— Start —

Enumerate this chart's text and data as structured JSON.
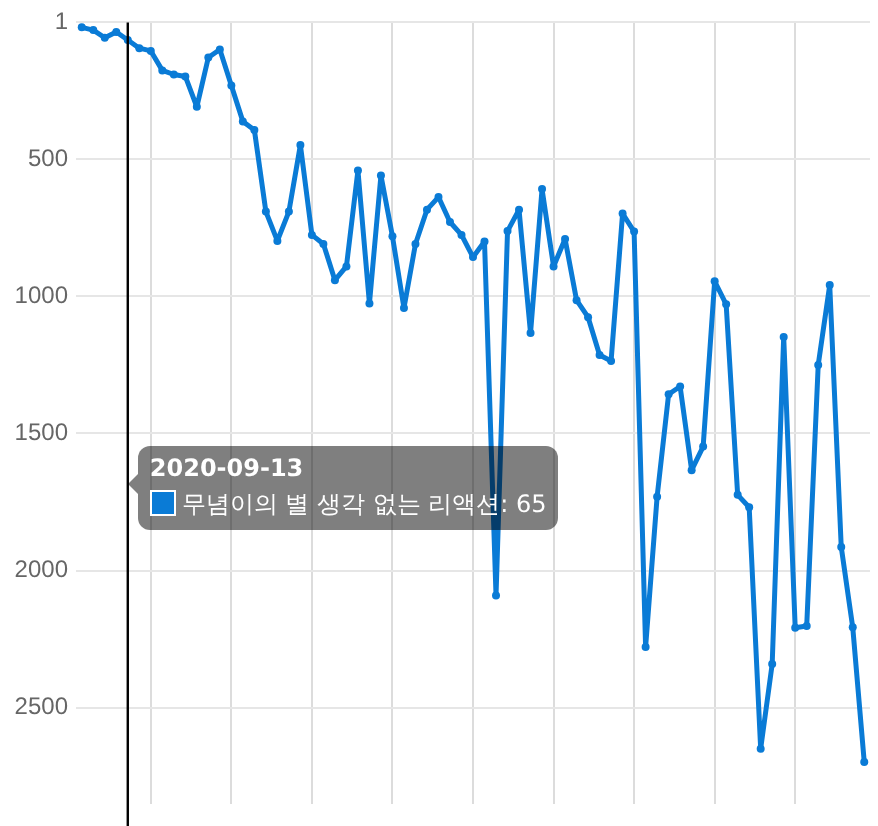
{
  "chart_data": {
    "type": "line",
    "categories": [
      null,
      null,
      null,
      null,
      null,
      null,
      null,
      null,
      null,
      null,
      null,
      null,
      null,
      null,
      null,
      null,
      null,
      null,
      null,
      null,
      null,
      null,
      null,
      null,
      null,
      null,
      null,
      null,
      null,
      null,
      null,
      null,
      null,
      null,
      null,
      null,
      null,
      null,
      null,
      null,
      null,
      null,
      null,
      null,
      null,
      null,
      null,
      null,
      null,
      null,
      null,
      null,
      null,
      null,
      null,
      null,
      null,
      null,
      null,
      null,
      null,
      null,
      null,
      null,
      null,
      null,
      null,
      null,
      null
    ],
    "series": [
      {
        "name": "무념이의 별 생각 없는 리액션:",
        "color": "#0a7bd6",
        "values": [
          19,
          29,
          57,
          36,
          65,
          95,
          105,
          176,
          191,
          198,
          309,
          129,
          100,
          231,
          362,
          393,
          691,
          798,
          691,
          448,
          776,
          809,
          941,
          891,
          541,
          1026,
          559,
          781,
          1043,
          809,
          684,
          638,
          729,
          776,
          857,
          800,
          2091,
          762,
          684,
          1134,
          609,
          891,
          791,
          1014,
          1076,
          1214,
          1236,
          698,
          764,
          2279,
          1731,
          1357,
          1329,
          1634,
          1548,
          945,
          1029,
          1724,
          1769,
          2650,
          2341,
          1148,
          2209,
          2202,
          1250,
          959,
          1914,
          2207,
          2698
        ],
        "value_labels": [
          null,
          null,
          null,
          null,
          "65",
          null,
          null,
          null,
          null,
          null,
          null,
          null,
          null,
          null,
          null,
          null,
          null,
          null,
          null,
          null,
          null,
          null,
          null,
          null,
          null,
          null,
          null,
          null,
          null,
          null,
          null,
          null,
          null,
          null,
          null,
          null,
          null,
          null,
          null,
          null,
          null,
          null,
          null,
          null,
          null,
          null,
          null,
          null,
          null,
          null,
          null,
          null,
          null,
          null,
          null,
          null,
          null,
          null,
          null,
          null,
          null,
          null,
          null,
          null,
          null,
          null,
          null,
          null,
          null
        ]
      }
    ],
    "ylim": [
      2850,
      1
    ],
    "yticks": [
      1,
      500,
      1000,
      1500,
      2000,
      2500
    ],
    "tick_labels": "y",
    "grid": true,
    "legend": false,
    "marker": "circle",
    "line_style": "solid",
    "annotations": [
      "2020-09-13"
    ]
  }
}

— End —

PROMPT – Return the records exactly. Don't carry the pictures over.

FULL OUTPUT –
Enumerate this chart's text and data as structured JSON.
{
  "chart_data": {
    "type": "line",
    "categories": [
      null,
      null,
      null,
      null,
      null,
      null,
      null,
      null,
      null,
      null,
      null,
      null,
      null,
      null,
      null,
      null,
      null,
      null,
      null,
      null,
      null,
      null,
      null,
      null,
      null,
      null,
      null,
      null,
      null,
      null,
      null,
      null,
      null,
      null,
      null,
      null,
      null,
      null,
      null,
      null,
      null,
      null,
      null,
      null,
      null,
      null,
      null,
      null,
      null,
      null,
      null,
      null,
      null,
      null,
      null,
      null,
      null,
      null,
      null,
      null,
      null,
      null,
      null,
      null,
      null,
      null,
      null,
      null,
      null
    ],
    "series": [
      {
        "name": "무념이의 별 생각 없는 리액션:",
        "color": "#0a7bd6",
        "values": [
          19,
          29,
          57,
          36,
          65,
          95,
          105,
          176,
          191,
          198,
          309,
          129,
          100,
          231,
          362,
          393,
          691,
          798,
          691,
          448,
          776,
          809,
          941,
          891,
          541,
          1026,
          559,
          781,
          1043,
          809,
          684,
          638,
          729,
          776,
          857,
          800,
          2091,
          762,
          684,
          1134,
          609,
          891,
          791,
          1014,
          1076,
          1214,
          1236,
          698,
          764,
          2279,
          1731,
          1357,
          1329,
          1634,
          1548,
          945,
          1029,
          1724,
          1769,
          2650,
          2341,
          1148,
          2209,
          2202,
          1250,
          959,
          1914,
          2207,
          2698
        ],
        "value_labels": [
          null,
          null,
          null,
          null,
          "65",
          null,
          null,
          null,
          null,
          null,
          null,
          null,
          null,
          null,
          null,
          null,
          null,
          null,
          null,
          null,
          null,
          null,
          null,
          null,
          null,
          null,
          null,
          null,
          null,
          null,
          null,
          null,
          null,
          null,
          null,
          null,
          null,
          null,
          null,
          null,
          null,
          null,
          null,
          null,
          null,
          null,
          null,
          null,
          null,
          null,
          null,
          null,
          null,
          null,
          null,
          null,
          null,
          null,
          null,
          null,
          null,
          null,
          null,
          null,
          null,
          null,
          null,
          null,
          null
        ]
      }
    ],
    "ylim": [
      2850,
      1
    ],
    "yticks": [
      1,
      500,
      1000,
      1500,
      2000,
      2500
    ],
    "tick_labels": "y",
    "grid": true,
    "legend": false,
    "marker": "circle",
    "line_style": "solid",
    "annotations": [
      "2020-09-13"
    ]
  }
}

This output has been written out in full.